__Task__
What follows is a set of entries. Give them again exactly, without the pictures.

__Extracted entries__
- - - - -
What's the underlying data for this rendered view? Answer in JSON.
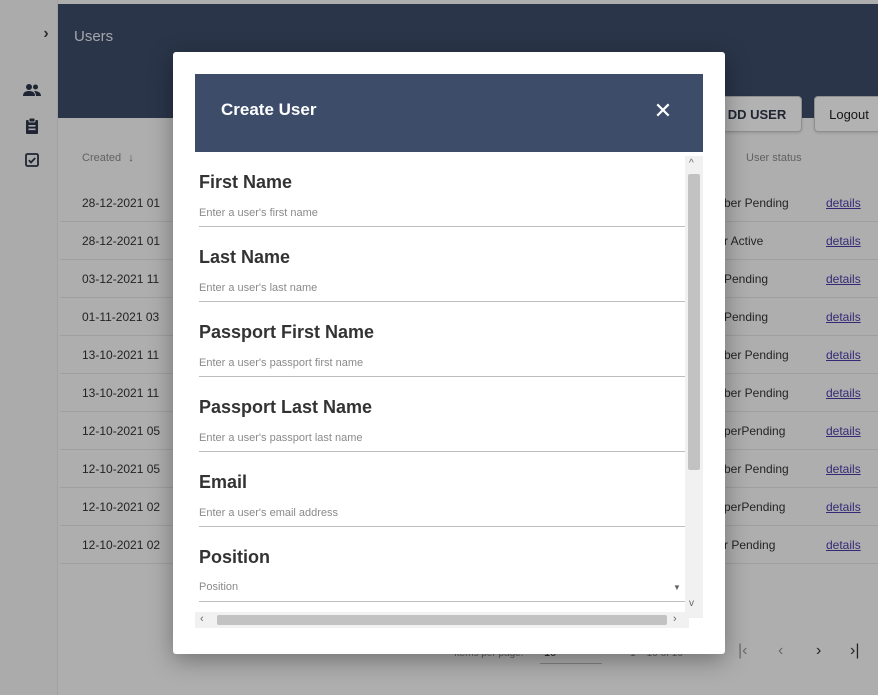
{
  "header": {
    "title": "Users"
  },
  "page_buttons": {
    "add_user": "DD USER",
    "logout": "Logout"
  },
  "table": {
    "headers": {
      "created": "Created",
      "sort_icon": "↓",
      "user_status": "User status"
    },
    "rows": [
      {
        "created": "28-12-2021 01",
        "status": "ber Pending",
        "details": "details"
      },
      {
        "created": "28-12-2021 01",
        "status": "r   Active",
        "details": "details"
      },
      {
        "created": "03-12-2021 11",
        "status": "Pending",
        "details": "details"
      },
      {
        "created": "01-11-2021 03",
        "status": "Pending",
        "details": "details"
      },
      {
        "created": "13-10-2021 11",
        "status": "ber Pending",
        "details": "details"
      },
      {
        "created": "13-10-2021 11",
        "status": "ber Pending",
        "details": "details"
      },
      {
        "created": "12-10-2021 05",
        "status": "perPending",
        "details": "details"
      },
      {
        "created": "12-10-2021 05",
        "status": "ber Pending",
        "details": "details"
      },
      {
        "created": "12-10-2021 02",
        "status": "perPending",
        "details": "details"
      },
      {
        "created": "12-10-2021 02",
        "status": "r   Pending",
        "details": "details"
      }
    ]
  },
  "paginator": {
    "items_per_page_label": "Items per page:",
    "page_size": "10",
    "range": "1 – 10 of 16"
  },
  "dialog": {
    "title": "Create User",
    "close_glyph": "✕",
    "fields": [
      {
        "label": "First Name",
        "placeholder": "Enter a user's first name"
      },
      {
        "label": "Last Name",
        "placeholder": "Enter a user's last name"
      },
      {
        "label": "Passport First Name",
        "placeholder": "Enter a user's passport first name"
      },
      {
        "label": "Passport Last Name",
        "placeholder": "Enter a user's passport last name"
      },
      {
        "label": "Email",
        "placeholder": "Enter a user's email address"
      }
    ],
    "position": {
      "label": "Position",
      "placeholder": "Position"
    }
  },
  "icons": {
    "rail_chevron": "chevron-right-icon",
    "rail_users": "users-icon",
    "rail_clipboard": "clipboard-icon",
    "rail_checkbox": "checkbox-icon"
  },
  "colors": {
    "header_bg": "#3d4d69",
    "link": "#4a3ca8"
  }
}
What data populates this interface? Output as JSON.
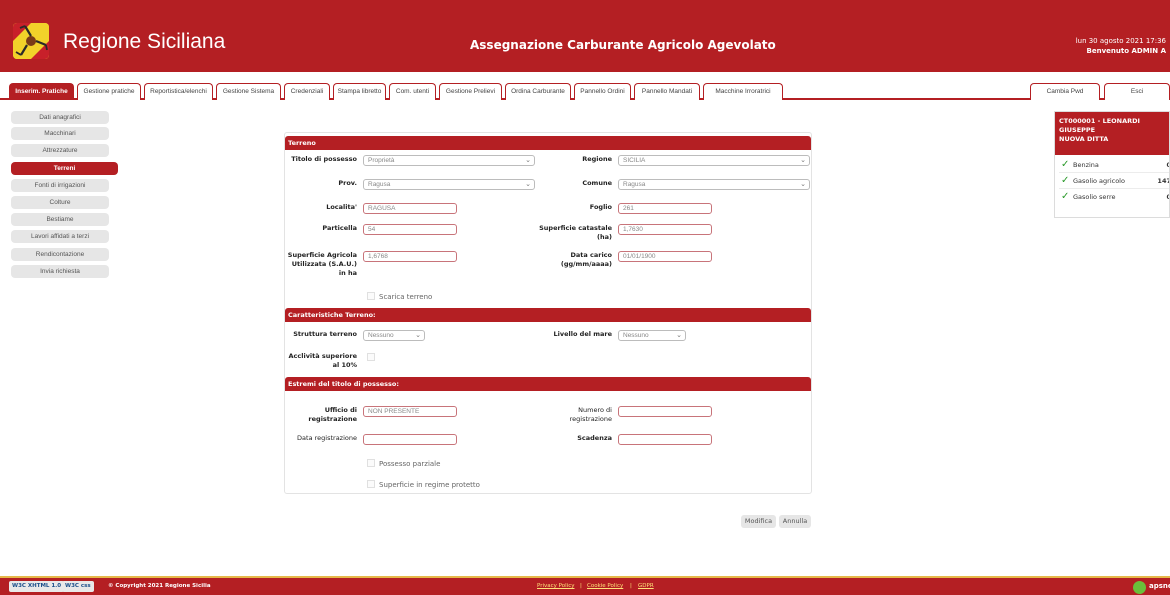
- - - - -
__Expected answer__
What's the underlying data for this rendered view? Answer in JSON.
{
  "header": {
    "title": "Users"
  },
  "page_buttons": {
    "add_user": "DD USER",
    "logout": "Logout"
  },
  "table": {
    "headers": {
      "created": "Created",
      "sort_icon": "↓",
      "user_status": "User status"
    },
    "rows": [
      {
        "created": "28-12-2021 01",
        "status": "ber Pending",
        "details": "details"
      },
      {
        "created": "28-12-2021 01",
        "status": "r   Active",
        "details": "details"
      },
      {
        "created": "03-12-2021 11",
        "status": "Pending",
        "details": "details"
      },
      {
        "created": "01-11-2021 03",
        "status": "Pending",
        "details": "details"
      },
      {
        "created": "13-10-2021 11",
        "status": "ber Pending",
        "details": "details"
      },
      {
        "created": "13-10-2021 11",
        "status": "ber Pending",
        "details": "details"
      },
      {
        "created": "12-10-2021 05",
        "status": "perPending",
        "details": "details"
      },
      {
        "created": "12-10-2021 05",
        "status": "ber Pending",
        "details": "details"
      },
      {
        "created": "12-10-2021 02",
        "status": "perPending",
        "details": "details"
      },
      {
        "created": "12-10-2021 02",
        "status": "r   Pending",
        "details": "details"
      }
    ]
  },
  "paginator": {
    "items_per_page_label": "Items per page:",
    "page_size": "10",
    "range": "1 – 10 of 16"
  },
  "dialog": {
    "title": "Create User",
    "close_glyph": "✕",
    "fields": [
      {
        "label": "First Name",
        "placeholder": "Enter a user's first name"
      },
      {
        "label": "Last Name",
        "placeholder": "Enter a user's last name"
      },
      {
        "label": "Passport First Name",
        "placeholder": "Enter a user's passport first name"
      },
      {
        "label": "Passport Last Name",
        "placeholder": "Enter a user's passport last name"
      },
      {
        "label": "Email",
        "placeholder": "Enter a user's email address"
      }
    ],
    "position": {
      "label": "Position",
      "placeholder": "Position"
    }
  },
  "icons": {
    "rail_chevron": "chevron-right-icon",
    "rail_users": "users-icon",
    "rail_clipboard": "clipboard-icon",
    "rail_checkbox": "checkbox-icon"
  },
  "colors": {
    "header_bg": "#3d4d69",
    "link": "#4a3ca8"
  }
}
What data populates this interface? Output as JSON.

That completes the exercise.